> Stated task
Leaving out the pictures, retype all the material exactly.

> Exercise data
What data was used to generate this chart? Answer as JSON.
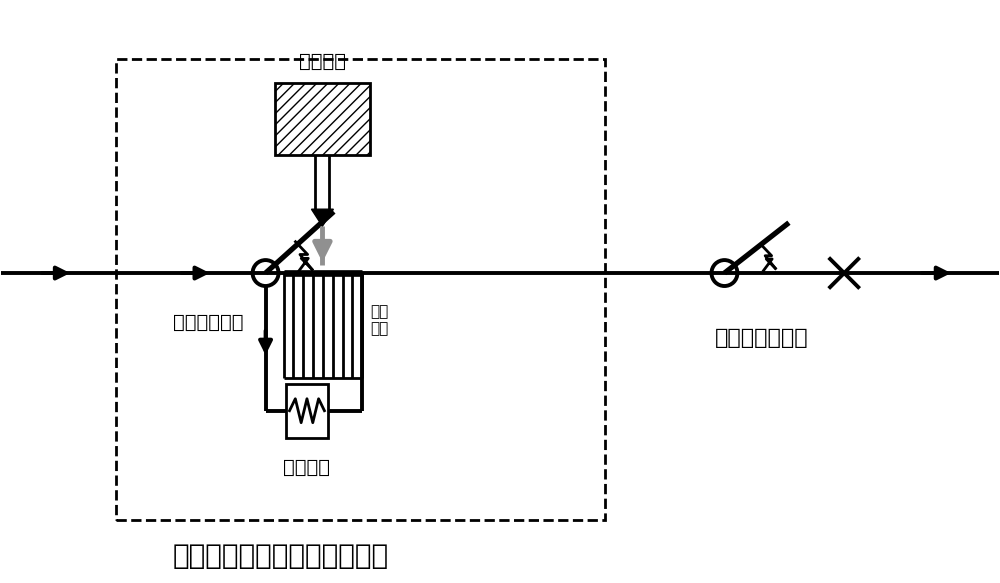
{
  "title_bottom": "弧压增强型空气式断路器模块",
  "label_compressed_gas": "压缩气缸",
  "label_arc_grid": "灭弧\n栅片",
  "label_air_breaker": "空气式断路器",
  "label_damper": "阻尼元件",
  "label_vacuum_breaker": "快速真空断路器",
  "bg_color": "#ffffff",
  "line_color": "#000000",
  "font_size_small": 11,
  "font_size_label": 14,
  "font_size_title": 20,
  "fig_width": 10.0,
  "fig_height": 5.83
}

> The completed task
What data was used to generate this chart? Answer as JSON.
{
  "title_bottom": "弧压增强型空气式断路器模块",
  "label_compressed_gas": "压缩气缸",
  "label_arc_grid": "灭弧\n栅片",
  "label_air_breaker": "空气式断路器",
  "label_damper": "阻尼元件",
  "label_vacuum_breaker": "快速真空断路器",
  "bg_color": "#ffffff",
  "line_color": "#000000",
  "font_size_small": 11,
  "font_size_label": 14,
  "font_size_title": 20,
  "fig_width": 10.0,
  "fig_height": 5.83
}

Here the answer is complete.